Exercise:
Records follow. Copy every line with "label".

Task inputs:
....................
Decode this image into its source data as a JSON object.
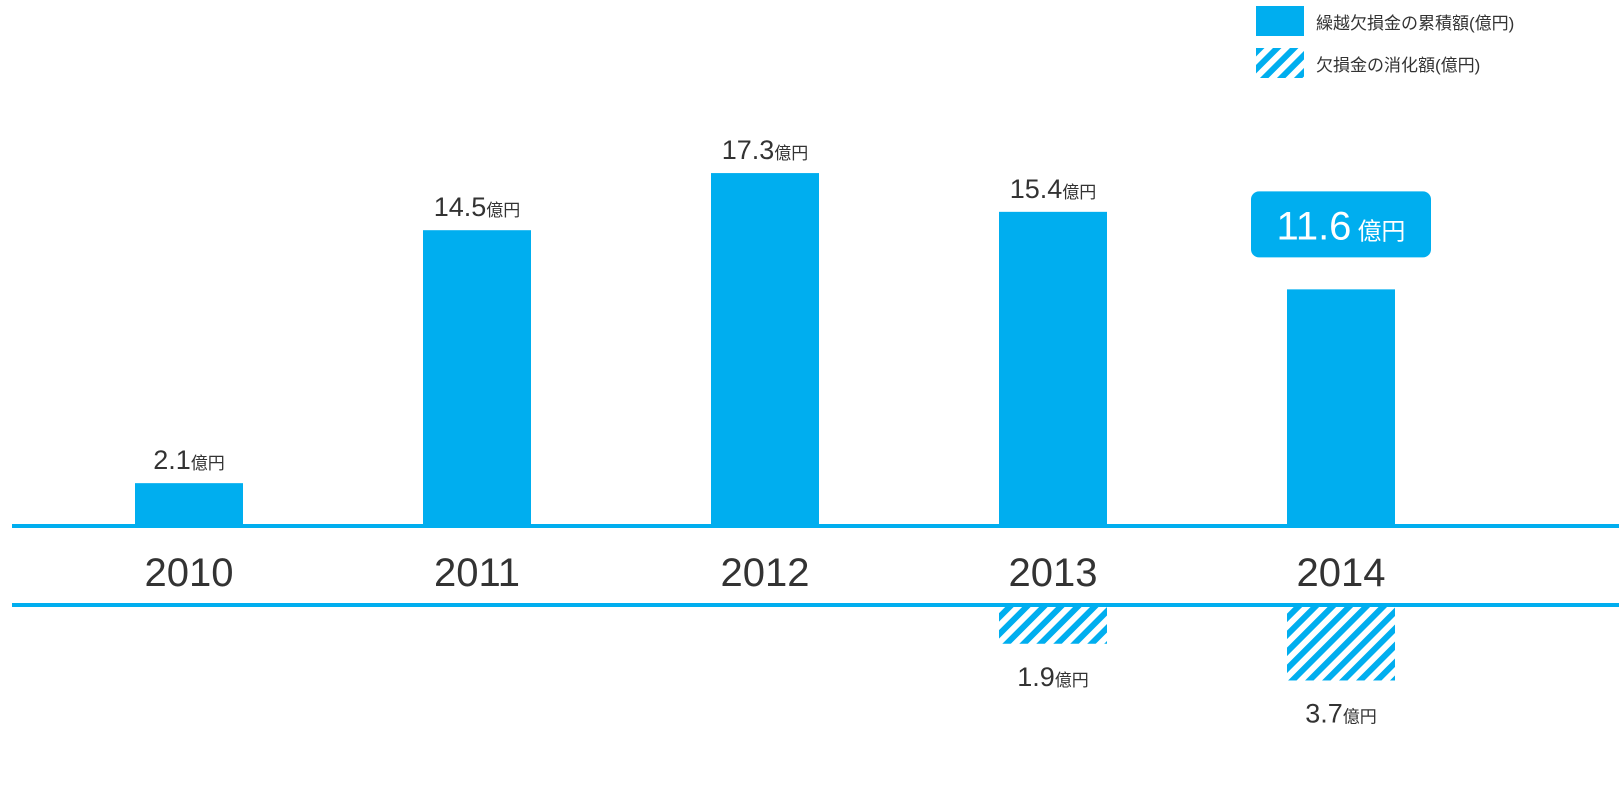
{
  "colors": {
    "bar": "#00aeef",
    "text": "#333333",
    "highlight_text": "#ffffff"
  },
  "legend": {
    "items": [
      {
        "label": "繰越欠損金の累積額(億円)",
        "style": "solid"
      },
      {
        "label": "欠損金の消化額(億円)",
        "style": "hatched"
      }
    ]
  },
  "chart_data": {
    "type": "bar",
    "categories": [
      "2010",
      "2011",
      "2012",
      "2013",
      "2014"
    ],
    "unit": "億円",
    "series": [
      {
        "name": "繰越欠損金の累積額(億円)",
        "values": [
          2.1,
          14.5,
          17.3,
          15.4,
          11.6
        ],
        "style": "solid",
        "direction": "up"
      },
      {
        "name": "欠損金の消化額(億円)",
        "values": [
          null,
          null,
          null,
          1.9,
          3.7
        ],
        "style": "hatched",
        "direction": "down"
      }
    ],
    "highlight": {
      "series": 0,
      "category": "2014"
    },
    "grid": false
  }
}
....................
Result below:
        "label": "繰越欠損金の累積額(億円)",
        "label": "欠損金の消化額(億円)",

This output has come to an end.